begin Information given
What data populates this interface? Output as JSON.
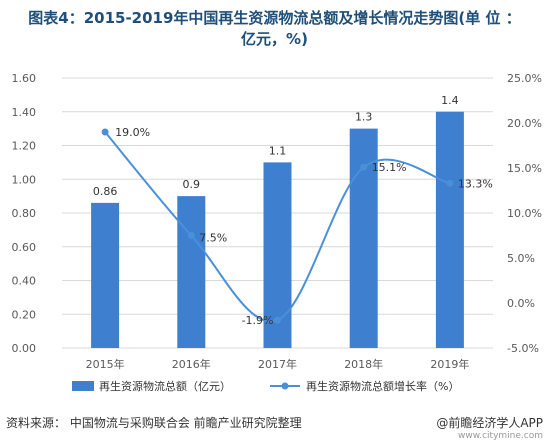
{
  "title_line1": "图表4：2015-2019年中国再生资源物流总额及增长情况走势图(单 位 ：",
  "title_line2": "亿元，%)",
  "source": "资料来源： 中国物流与采购联合会 前瞻产业研究院整理",
  "brand": "@前瞻经济学人APP",
  "brand_sub": "www.cityminе.com",
  "colors": {
    "bar": "#3f7fd0",
    "line": "#4a90d9",
    "axis_text": "#595959",
    "grid": "#d9d9d9"
  },
  "chart_data": {
    "type": "bar",
    "categories": [
      "2015年",
      "2016年",
      "2017年",
      "2018年",
      "2019年"
    ],
    "series": [
      {
        "name": "再生资源物流总额（亿元）",
        "type": "bar",
        "axis": "left",
        "values": [
          0.86,
          0.9,
          1.1,
          1.3,
          1.4
        ],
        "labels": [
          "0.86",
          "0.9",
          "1.1",
          "1.3",
          "1.4"
        ]
      },
      {
        "name": "再生资源物流总额增长率（%）",
        "type": "line",
        "axis": "right",
        "values": [
          19.0,
          7.5,
          -1.9,
          15.1,
          13.3
        ],
        "labels": [
          "19.0%",
          "7.5%",
          "-1.9%",
          "15.1%",
          "13.3%"
        ]
      }
    ],
    "y_left": {
      "min": 0,
      "max": 1.6,
      "ticks": [
        "0.00",
        "0.20",
        "0.40",
        "0.60",
        "0.80",
        "1.00",
        "1.20",
        "1.40",
        "1.60"
      ]
    },
    "y_right": {
      "min": -5,
      "max": 25,
      "ticks": [
        "-5.0%",
        "0.0%",
        "5.0%",
        "10.0%",
        "15.0%",
        "20.0%",
        "25.0%"
      ]
    },
    "legend_position": "bottom"
  }
}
end Information given
● Task to carry out: Set every line down exactly as written, leaving each picture out.

● Exercise response:
What data populates this interface? Output as JSON.
{
  "title_line1": "图表4：2015-2019年中国再生资源物流总额及增长情况走势图(单 位 ：",
  "title_line2": "亿元，%)",
  "source": "资料来源： 中国物流与采购联合会 前瞻产业研究院整理",
  "brand": "@前瞻经济学人APP",
  "brand_sub": "www.cityminе.com",
  "colors": {
    "bar": "#3f7fd0",
    "line": "#4a90d9",
    "axis_text": "#595959",
    "grid": "#d9d9d9"
  },
  "chart_data": {
    "type": "bar",
    "categories": [
      "2015年",
      "2016年",
      "2017年",
      "2018年",
      "2019年"
    ],
    "series": [
      {
        "name": "再生资源物流总额（亿元）",
        "type": "bar",
        "axis": "left",
        "values": [
          0.86,
          0.9,
          1.1,
          1.3,
          1.4
        ],
        "labels": [
          "0.86",
          "0.9",
          "1.1",
          "1.3",
          "1.4"
        ]
      },
      {
        "name": "再生资源物流总额增长率（%）",
        "type": "line",
        "axis": "right",
        "values": [
          19.0,
          7.5,
          -1.9,
          15.1,
          13.3
        ],
        "labels": [
          "19.0%",
          "7.5%",
          "-1.9%",
          "15.1%",
          "13.3%"
        ]
      }
    ],
    "y_left": {
      "min": 0,
      "max": 1.6,
      "ticks": [
        "0.00",
        "0.20",
        "0.40",
        "0.60",
        "0.80",
        "1.00",
        "1.20",
        "1.40",
        "1.60"
      ]
    },
    "y_right": {
      "min": -5,
      "max": 25,
      "ticks": [
        "-5.0%",
        "0.0%",
        "5.0%",
        "10.0%",
        "15.0%",
        "20.0%",
        "25.0%"
      ]
    },
    "legend_position": "bottom"
  }
}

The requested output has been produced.